The Housing Revenue Account "borrowing caps" that restricted
investment by councils in building new council housing were lifted
Autumn 2018 Budget and the government promised that it
would herald "a new generation of council housing" in England but a
new report by the Chartered Institute of Housing (CIH), ARCH and
the National Federation of ALMOs show councils still face obstacles
to building more homes.
The report asked different-sized councils across England what
was still stopping them building the homes their local communities
need. Five London boroughs, large cities in the Midlands and North
and several medium and small authorities were among the 22 councils
and ALMOs that responded.
In lifting the borrowing caps, the Treasury estimated that local
authorities will soon be building 10,000 houses a year. Our survey
suggests that's likely to be met - and even exceeded. But councils
and ALMOs say they could do more.
For three-quarters, the lifting of the borrowing caps was a
significant factor but generally not the only one.
Several respondents told us they plan to build only around 50
new homes (or fewer) per year, while two had programmes of around
500. No councils planned to build no homes at all.
But there are still barriers. While the government's planned
rents policy from 2020 onwards is generally welcome, councils need
more long-term income stability and would prefer a ten-year policy,
as opposed to the five years the government is proposing, coupled
with more local flexibility to allow for regional differences.

- [Data section]
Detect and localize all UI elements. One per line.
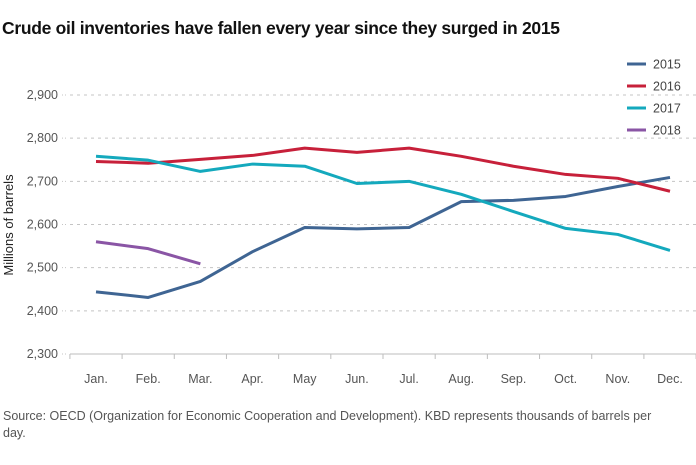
source-note: Source: OECD (Organization for Economic … (3, 409, 652, 440)
series-line-2015 (95, 175, 671, 299)
y-tick-label: 2,500 (27, 261, 58, 275)
legend-item-2018: 2018 (627, 124, 681, 138)
x-tick-label: Oct. (554, 372, 577, 386)
x-tick-label: Nov. (605, 372, 630, 386)
legend: 2015 2016 2017 2018 (627, 58, 681, 138)
y-tick-label: 2,400 (27, 304, 58, 318)
x-tick-label: May (293, 372, 317, 386)
y-tick-label: 2,900 (27, 88, 58, 102)
series-lines (95, 146, 671, 299)
y-tick-label: 2,800 (27, 131, 58, 145)
series-line-2016 (95, 146, 671, 193)
legend-item-2016: 2016 (627, 80, 681, 94)
legend-label: 2015 (653, 58, 681, 72)
x-tick-label: Jan. (84, 372, 108, 386)
y-tick-label: 2,600 (27, 218, 58, 232)
chart-title: Crude oil inventories have fallen every … (2, 18, 560, 38)
x-tick-label: Feb. (136, 372, 161, 386)
y-tick-label: 2,700 (27, 174, 58, 188)
x-tick-label: Jul. (399, 372, 418, 386)
y-axis-title: Millions of barrels (1, 174, 16, 276)
y-axis: 2,300 2,400 2,500 2,600 2,700 2,800 2,900 (27, 88, 66, 361)
x-tick-label: Dec. (657, 372, 683, 386)
legend-item-2015: 2015 (627, 58, 681, 72)
legend-item-2017: 2017 (627, 102, 681, 116)
x-tick-label: Aug. (448, 372, 474, 386)
x-tick-label: Sep. (501, 372, 527, 386)
series-line-2017 (95, 154, 671, 252)
gridlines (70, 94, 696, 312)
legend-label: 2018 (653, 124, 681, 138)
series-line-2018 (95, 240, 201, 266)
x-axis: Jan. Feb. Mar. Apr. May Jun. Jul. Aug. Sep. Oct. N… (69, 353, 696, 386)
x-tick-label: Mar. (188, 372, 212, 386)
x-tick-label: Apr. (241, 372, 263, 386)
y-tick-label: 2,300 (27, 347, 58, 361)
legend-label: 2016 (653, 80, 681, 94)
x-tick-label: Jun. (345, 372, 369, 386)
legend-label: 2017 (653, 102, 681, 116)
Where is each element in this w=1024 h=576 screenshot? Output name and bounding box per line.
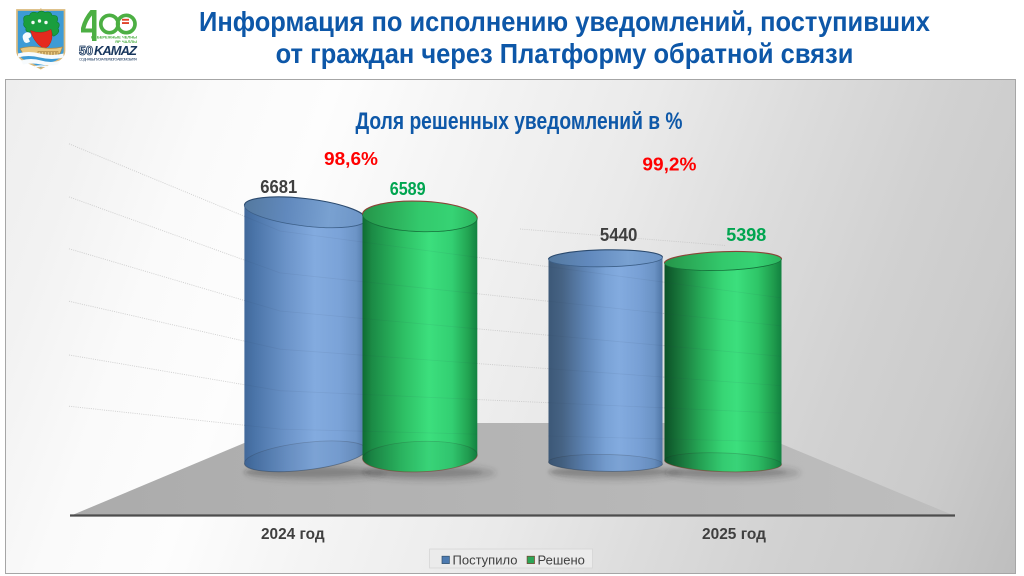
svg-text:99,2%: 99,2% — [642, 154, 696, 175]
svg-text:98,6%: 98,6% — [324, 148, 378, 169]
svg-text:Решено: Решено — [538, 553, 585, 568]
svg-text:KAMAZ: KAMAZ — [94, 43, 138, 58]
svg-text:5398: 5398 — [726, 225, 766, 245]
svg-text:Поступило: Поступило — [453, 553, 518, 568]
svg-text:2024 год: 2024 год — [261, 526, 325, 543]
svg-text:6589: 6589 — [390, 179, 426, 199]
svg-text:ЯР ЧАЛЛЫ: ЯР ЧАЛЛЫ — [115, 39, 137, 44]
svg-text:СО ДНЯ ВЫПУСКА ПЕРВОГО АВТОМОБ: СО ДНЯ ВЫПУСКА ПЕРВОГО АВТОМОБИЛЯ — [79, 58, 137, 62]
svg-text:6681: 6681 — [260, 177, 297, 197]
svg-text:Доля решенных уведомлений в %: Доля решенных уведомлений в % — [356, 108, 683, 135]
svg-text:2025 год: 2025 год — [702, 526, 766, 543]
svg-text:НАБЕРЕЖНЫЕ ЧЕЛНЫ: НАБЕРЕЖНЫЕ ЧЕЛНЫ — [91, 35, 137, 40]
svg-text:5440: 5440 — [600, 225, 638, 245]
svg-text:50: 50 — [79, 44, 93, 58]
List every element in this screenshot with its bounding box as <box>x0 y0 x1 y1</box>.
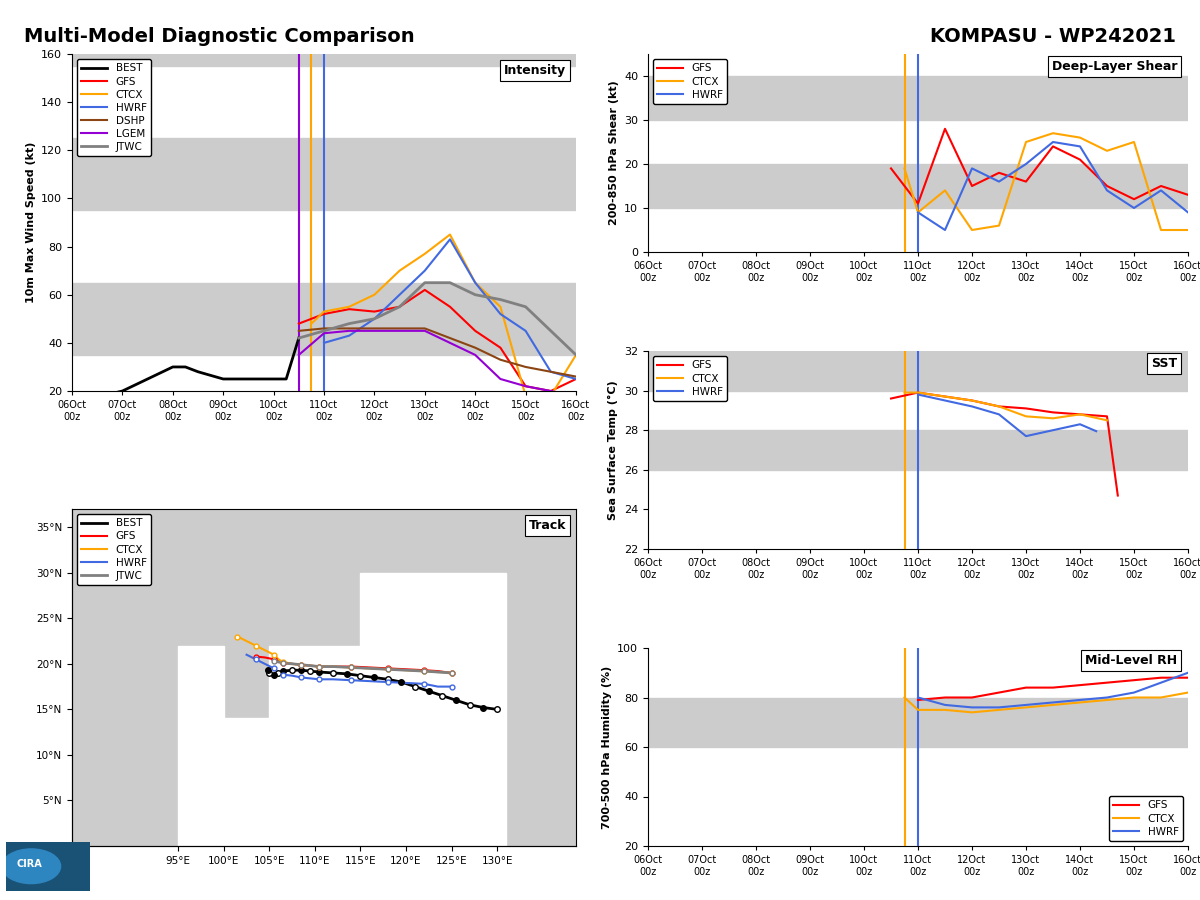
Bar <box>648 430 1188 470</box>
Text: CIRA: CIRA <box>17 859 42 868</box>
Legend: GFS, CTCX, HWRF: GFS, CTCX, HWRF <box>1109 796 1183 841</box>
Legend: BEST, GFS, CTCX, HWRF, DSHP, LGEM, JTWC: BEST, GFS, CTCX, HWRF, DSHP, LGEM, JTWC <box>77 59 151 157</box>
Y-axis label: 200-850 hPa Shear (kt): 200-850 hPa Shear (kt) <box>608 81 618 225</box>
Legend: GFS, CTCX, HWRF: GFS, CTCX, HWRF <box>653 356 727 400</box>
Polygon shape <box>179 645 224 846</box>
Polygon shape <box>224 718 278 846</box>
Text: SST: SST <box>1151 357 1177 370</box>
Y-axis label: 10m Max Wind Speed (kt): 10m Max Wind Speed (kt) <box>25 142 36 303</box>
Bar <box>648 76 1188 120</box>
Bar <box>72 283 576 355</box>
Polygon shape <box>269 645 424 846</box>
Bar <box>648 164 1188 208</box>
Text: Intensity: Intensity <box>504 64 566 77</box>
Text: Track: Track <box>528 519 566 532</box>
Legend: BEST, GFS, CTCX, HWRF, JTWC: BEST, GFS, CTCX, HWRF, JTWC <box>77 514 151 585</box>
Text: KOMPASU - WP242021: KOMPASU - WP242021 <box>930 27 1176 46</box>
Y-axis label: Sea Surface Temp (°C): Sea Surface Temp (°C) <box>608 380 618 520</box>
Text: Deep-Layer Shear: Deep-Layer Shear <box>1051 60 1177 73</box>
Text: Multi-Model Diagnostic Comparison: Multi-Model Diagnostic Comparison <box>24 27 415 46</box>
Y-axis label: 700-500 hPa Humidity (%): 700-500 hPa Humidity (%) <box>601 665 612 829</box>
Text: Mid-Level RH: Mid-Level RH <box>1085 654 1177 667</box>
Bar <box>72 42 576 66</box>
Polygon shape <box>360 572 506 664</box>
Bar <box>648 698 1188 747</box>
Bar <box>72 139 576 211</box>
Circle shape <box>2 849 61 884</box>
Legend: GFS, CTCX, HWRF: GFS, CTCX, HWRF <box>653 59 727 104</box>
Polygon shape <box>314 664 506 846</box>
Bar <box>648 351 1188 391</box>
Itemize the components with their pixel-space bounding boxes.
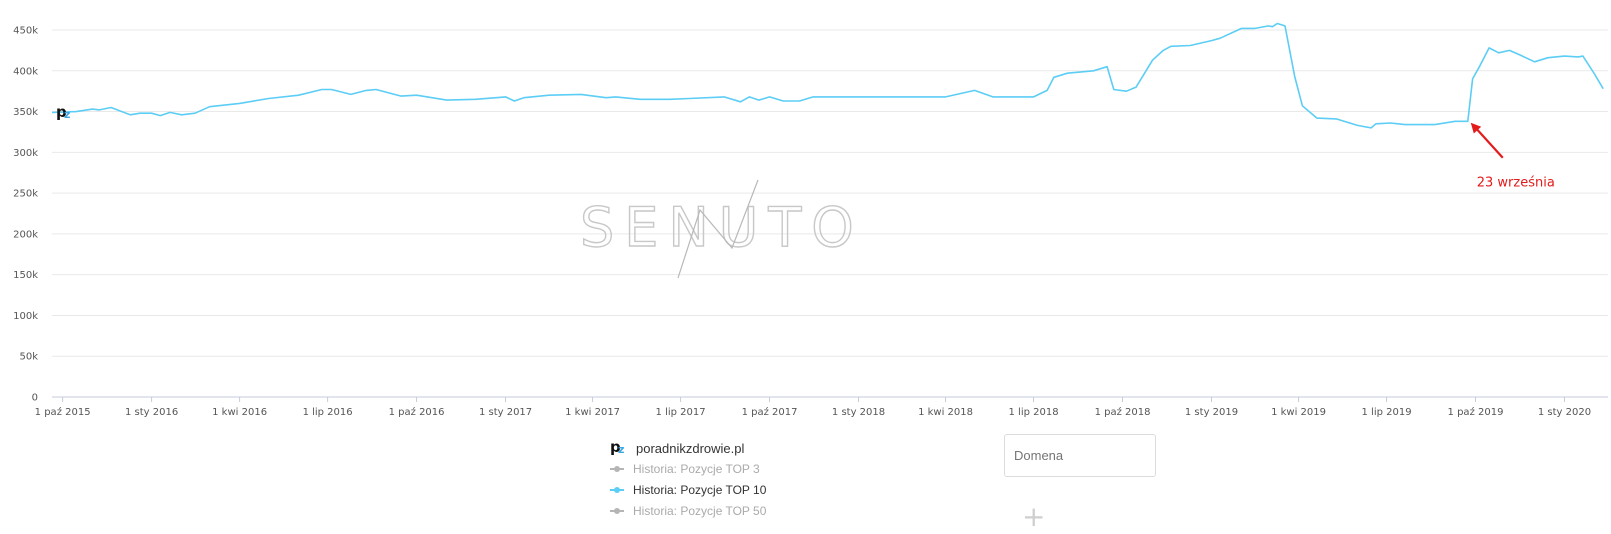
y-tick-label: 450k	[13, 26, 38, 37]
x-tick-label: 1 lip 2016	[303, 407, 353, 418]
y-tick-label: 400k	[13, 66, 38, 77]
annotation-arrow-head-icon	[1470, 122, 1482, 134]
domain-input[interactable]	[1004, 434, 1156, 477]
annotation-label: 23 września	[1477, 176, 1555, 191]
y-tick-label: 50k	[19, 352, 38, 363]
series-line-top10	[51, 22, 1604, 129]
annotation-layer: 23 września	[1470, 122, 1555, 191]
logo-p: p	[610, 438, 621, 456]
x-tick-label: 1 kwi 2018	[918, 407, 973, 418]
logo-z: z	[64, 108, 71, 121]
legend-item-label: Historia: Pozycje TOP 50	[633, 504, 767, 518]
y-tick-label: 250k	[13, 189, 38, 200]
y-tick-label: 150k	[13, 270, 38, 281]
legend-swatch-icon	[610, 506, 624, 516]
x-tick-label: 1 kwi 2016	[212, 407, 267, 418]
logo-p: p	[56, 103, 67, 121]
logo-z: z	[618, 443, 625, 456]
y-tick-label: 100k	[13, 311, 38, 322]
series-layer	[51, 22, 1604, 129]
x-axis-ticks: 1 paź 2015 1 sty 2016 1 kwi 2016 1 lip 2016…	[35, 397, 1591, 418]
plus-icon[interactable]: +	[1022, 500, 1046, 533]
legend-swatch-icon	[610, 485, 624, 495]
legend-item-label: Historia: Pozycje TOP 10	[633, 483, 767, 497]
legend-series-list: Historia: Pozycje TOP 3 Historia: Pozycje…	[610, 459, 766, 521]
keyword-history-chart: 0 50k 100k 150k 200k 250k 300k 350k 400k 450k 1 p…	[13, 22, 1608, 418]
annotation-arrow-line	[1471, 123, 1504, 159]
x-tick-label: 1 paź 2016	[389, 406, 445, 418]
x-tick-label: 1 sty 2019	[1185, 407, 1238, 418]
legend-swatch-icon	[610, 464, 624, 474]
x-tick-label: 1 sty 2016	[125, 407, 178, 418]
x-tick-label: 1 lip 2018	[1009, 407, 1059, 418]
y-tick-label: 300k	[13, 148, 38, 159]
watermark-text: SENUTO	[580, 196, 864, 259]
legend-item[interactable]: Historia: Pozycje TOP 50	[610, 501, 766, 521]
legend-item-label: Historia: Pozycje TOP 3	[633, 462, 760, 476]
domain-logo-icon: p z	[610, 438, 628, 456]
x-tick-label: 1 kwi 2019	[1271, 407, 1326, 418]
y-tick-label: 350k	[13, 107, 38, 118]
x-tick-label: 1 lip 2019	[1362, 407, 1412, 418]
watermark-slash-icon	[677, 179, 759, 279]
chart-legend: p z poradnikzdrowie.pl Historia: Pozycje…	[610, 438, 766, 521]
y-tick-label: 0	[32, 393, 38, 404]
legend-item[interactable]: Historia: Pozycje TOP 10	[610, 480, 766, 500]
y-gridlines	[52, 29, 1608, 357]
x-tick-label: 1 sty 2018	[832, 407, 885, 418]
y-axis-ticks: 0 50k 100k 150k 200k 250k 300k 350k 400k 450k	[13, 26, 38, 404]
legend-domain: p z poradnikzdrowie.pl	[610, 438, 766, 458]
x-tick-label: 1 sty 2017	[479, 407, 532, 418]
x-tick-label: 1 kwi 2017	[565, 407, 620, 418]
legend-domain-label: poradnikzdrowie.pl	[636, 440, 745, 456]
legend-item[interactable]: Historia: Pozycje TOP 3	[610, 459, 766, 479]
x-tick-label: 1 paź 2017	[742, 406, 798, 418]
y-tick-label: 200k	[13, 229, 38, 240]
x-tick-label: 1 paź 2018	[1095, 406, 1151, 418]
x-tick-label: 1 sty 2020	[1538, 407, 1591, 418]
x-tick-label: 1 lip 2017	[656, 407, 706, 418]
chart-start-logo-icon: p z	[56, 103, 74, 121]
x-tick-label: 1 paź 2015	[35, 406, 91, 418]
x-tick-label: 1 paź 2019	[1448, 406, 1504, 418]
senuto-watermark: SENUTO	[579, 179, 864, 279]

- [Challenges]
1 – From the article on council housing, write out everything from "The report asked" down to "the only one.".
2 – Name every organization that the article on council housing credits with producing the new report.
3 – Proceed with the article on council housing, beginning after its final sentence.

- [Expected responses]
1 –
The report asked different-sized councils across England what
was still stopping them building the homes their local communities
need. Five London boroughs, large cities in the Midlands and North
and several medium and small authorities were among the 22 councils
and ALMOs that responded.
In lifting the borrowing caps, the Treasury estimated that local
authorities will soon be building 10,000 houses a year. Our survey
suggests that's likely to be met - and even exceeded. But councils
and ALMOs say they could do more.
For three-quarters, the lifting of the borrowing caps was a
significant factor but generally not the only one.

2 – The Chartered Institute of Housing (CIH), ARCH, and the National Federation of ALMOs.

3 –
Other significant constraints include:
- the requirement to allow tenants to buy their homes at a
significant discount, and restrictions on how councils can use the
money they raise from selling these homes
- the need for more, and more certain, grant funding
- land shortages and planning constraints, even when the council
is the planning authority for its own development
- the capacity of the building industry to deliver as many homes
as councils and ALMOs want to build
- shortages of skilled staff
- competing priorities for finite resources, such as investment
in existing stock to meet new safety standards or improve energy
Launching the report, report author John Perry said:
"Councils and ALMOs are ready and willing to take-on
long-term investment programmes, but stability is vital: there
needs to be a consistent approach to rents policy and no wider
policy changes that would compromise the major commitments which
councils are now taking on.
"And given their very diverse approaches to building new
homes, councils need more local powers and flexibility on key
issues such as right to buy, access to grants and local rent levels
to deliver what their local communities need."
CIH chief executive Gavin Smart added:
"This report shows that councils are stepping up to the
challenge of building more homes, and with more help they make a
significant contribution to ending our housing shortage. But a
combination of factors is stopping them.
"If the government wants councils to play their full part,
it needs to take on board the points raised in this report and give
councils the flexibility they need to really get building the homes
their communities need."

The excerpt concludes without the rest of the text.